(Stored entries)

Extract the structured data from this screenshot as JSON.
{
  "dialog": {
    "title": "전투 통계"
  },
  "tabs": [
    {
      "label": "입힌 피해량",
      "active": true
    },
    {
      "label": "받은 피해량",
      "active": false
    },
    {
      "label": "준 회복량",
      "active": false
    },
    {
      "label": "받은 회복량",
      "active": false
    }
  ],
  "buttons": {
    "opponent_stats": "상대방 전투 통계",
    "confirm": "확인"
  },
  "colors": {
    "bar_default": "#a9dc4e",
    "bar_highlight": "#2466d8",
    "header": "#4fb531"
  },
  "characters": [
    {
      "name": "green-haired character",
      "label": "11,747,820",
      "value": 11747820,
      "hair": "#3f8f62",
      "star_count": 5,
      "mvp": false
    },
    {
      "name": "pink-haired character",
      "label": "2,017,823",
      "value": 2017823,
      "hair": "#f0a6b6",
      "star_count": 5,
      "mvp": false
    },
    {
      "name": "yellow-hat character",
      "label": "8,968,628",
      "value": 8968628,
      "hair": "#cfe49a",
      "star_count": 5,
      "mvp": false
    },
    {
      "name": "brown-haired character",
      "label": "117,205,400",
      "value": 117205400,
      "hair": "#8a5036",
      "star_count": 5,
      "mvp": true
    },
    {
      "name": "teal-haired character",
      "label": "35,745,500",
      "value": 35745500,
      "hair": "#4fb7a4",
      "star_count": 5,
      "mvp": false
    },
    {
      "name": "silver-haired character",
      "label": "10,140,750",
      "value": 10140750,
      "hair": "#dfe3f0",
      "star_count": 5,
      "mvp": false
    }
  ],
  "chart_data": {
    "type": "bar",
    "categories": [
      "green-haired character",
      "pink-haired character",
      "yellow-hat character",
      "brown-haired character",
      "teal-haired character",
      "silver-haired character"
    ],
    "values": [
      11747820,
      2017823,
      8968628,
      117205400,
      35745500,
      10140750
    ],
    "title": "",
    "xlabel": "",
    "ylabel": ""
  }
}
--
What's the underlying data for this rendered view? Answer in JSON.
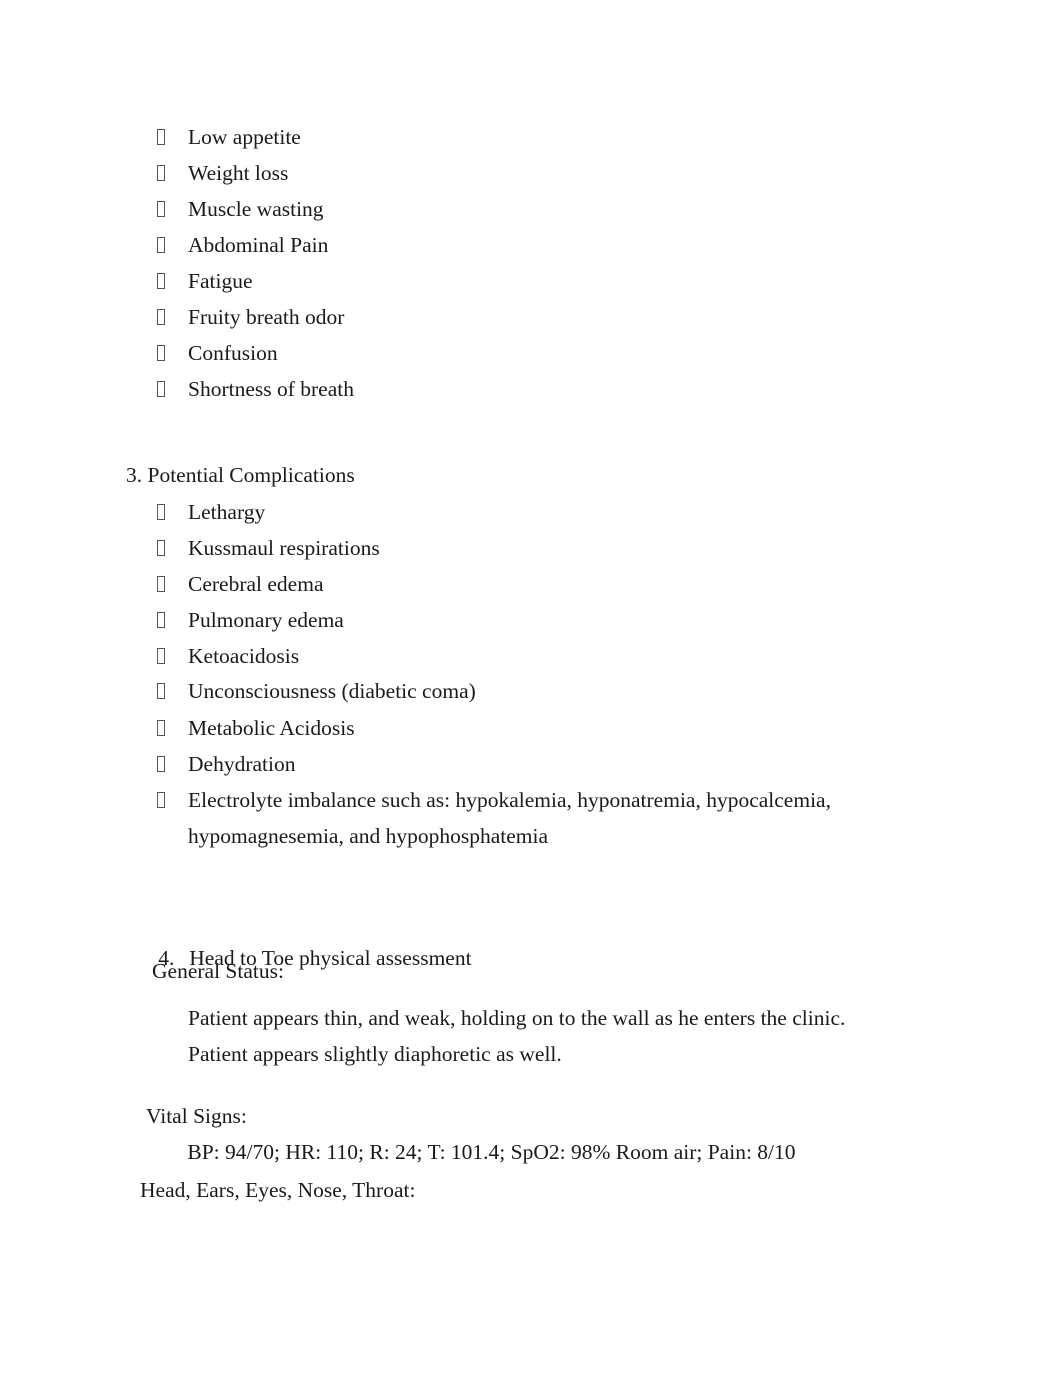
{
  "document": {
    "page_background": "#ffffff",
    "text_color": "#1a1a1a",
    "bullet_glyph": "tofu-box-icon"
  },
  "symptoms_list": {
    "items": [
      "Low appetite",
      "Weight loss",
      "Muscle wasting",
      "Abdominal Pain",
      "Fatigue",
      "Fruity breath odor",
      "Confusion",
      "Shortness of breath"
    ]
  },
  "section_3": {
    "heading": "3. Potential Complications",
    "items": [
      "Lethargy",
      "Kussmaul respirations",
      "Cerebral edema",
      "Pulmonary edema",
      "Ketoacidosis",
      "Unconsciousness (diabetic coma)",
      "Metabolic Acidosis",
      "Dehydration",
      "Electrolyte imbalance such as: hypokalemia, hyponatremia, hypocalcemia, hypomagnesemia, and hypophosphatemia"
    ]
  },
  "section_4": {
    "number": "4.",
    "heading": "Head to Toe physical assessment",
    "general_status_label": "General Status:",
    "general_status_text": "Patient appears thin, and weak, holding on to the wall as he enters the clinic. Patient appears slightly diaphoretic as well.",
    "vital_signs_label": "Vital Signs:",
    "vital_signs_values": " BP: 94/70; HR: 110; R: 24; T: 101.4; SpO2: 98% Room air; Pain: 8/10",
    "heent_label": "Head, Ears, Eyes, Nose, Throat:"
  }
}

Written instruction: Filter the listing above for the string "green" and copy every matching line.

Solution:
      "name": "green-haired character",
      "green-haired character",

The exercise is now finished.